→ Task to complete
Reproduce the listing word for word. Skip any image.

*** Excerpted records

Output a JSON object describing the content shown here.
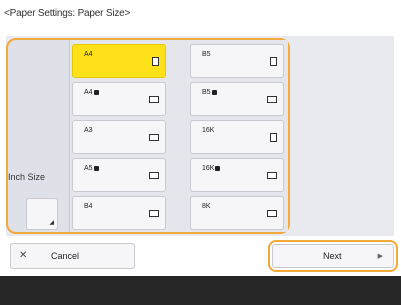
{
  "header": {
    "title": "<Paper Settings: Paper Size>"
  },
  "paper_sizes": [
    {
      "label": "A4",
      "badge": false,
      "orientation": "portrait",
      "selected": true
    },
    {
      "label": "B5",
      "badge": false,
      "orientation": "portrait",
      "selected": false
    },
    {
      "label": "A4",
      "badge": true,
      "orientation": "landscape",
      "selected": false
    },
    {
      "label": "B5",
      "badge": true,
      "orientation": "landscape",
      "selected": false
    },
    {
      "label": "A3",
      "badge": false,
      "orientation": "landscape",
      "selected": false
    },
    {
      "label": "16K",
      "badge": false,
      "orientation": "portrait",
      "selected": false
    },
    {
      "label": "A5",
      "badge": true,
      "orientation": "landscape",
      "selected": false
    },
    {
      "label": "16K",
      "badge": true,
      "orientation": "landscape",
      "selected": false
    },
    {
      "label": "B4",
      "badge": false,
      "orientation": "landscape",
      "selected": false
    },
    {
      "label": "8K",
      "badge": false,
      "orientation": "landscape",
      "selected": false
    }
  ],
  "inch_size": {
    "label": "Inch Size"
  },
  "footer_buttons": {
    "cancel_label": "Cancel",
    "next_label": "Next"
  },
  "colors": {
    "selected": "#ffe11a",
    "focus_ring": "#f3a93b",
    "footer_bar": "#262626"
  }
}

******

→ Task output
Output a JSON object describing the content shown here.
{
  "header": {
    "title": "<Paper Settings: Paper Size>"
  },
  "paper_sizes": [
    {
      "label": "A4",
      "badge": false,
      "orientation": "portrait",
      "selected": true
    },
    {
      "label": "B5",
      "badge": false,
      "orientation": "portrait",
      "selected": false
    },
    {
      "label": "A4",
      "badge": true,
      "orientation": "landscape",
      "selected": false
    },
    {
      "label": "B5",
      "badge": true,
      "orientation": "landscape",
      "selected": false
    },
    {
      "label": "A3",
      "badge": false,
      "orientation": "landscape",
      "selected": false
    },
    {
      "label": "16K",
      "badge": false,
      "orientation": "portrait",
      "selected": false
    },
    {
      "label": "A5",
      "badge": true,
      "orientation": "landscape",
      "selected": false
    },
    {
      "label": "16K",
      "badge": true,
      "orientation": "landscape",
      "selected": false
    },
    {
      "label": "B4",
      "badge": false,
      "orientation": "landscape",
      "selected": false
    },
    {
      "label": "8K",
      "badge": false,
      "orientation": "landscape",
      "selected": false
    }
  ],
  "inch_size": {
    "label": "Inch Size"
  },
  "footer_buttons": {
    "cancel_label": "Cancel",
    "next_label": "Next"
  },
  "colors": {
    "selected": "#ffe11a",
    "focus_ring": "#f3a93b",
    "footer_bar": "#262626"
  }
}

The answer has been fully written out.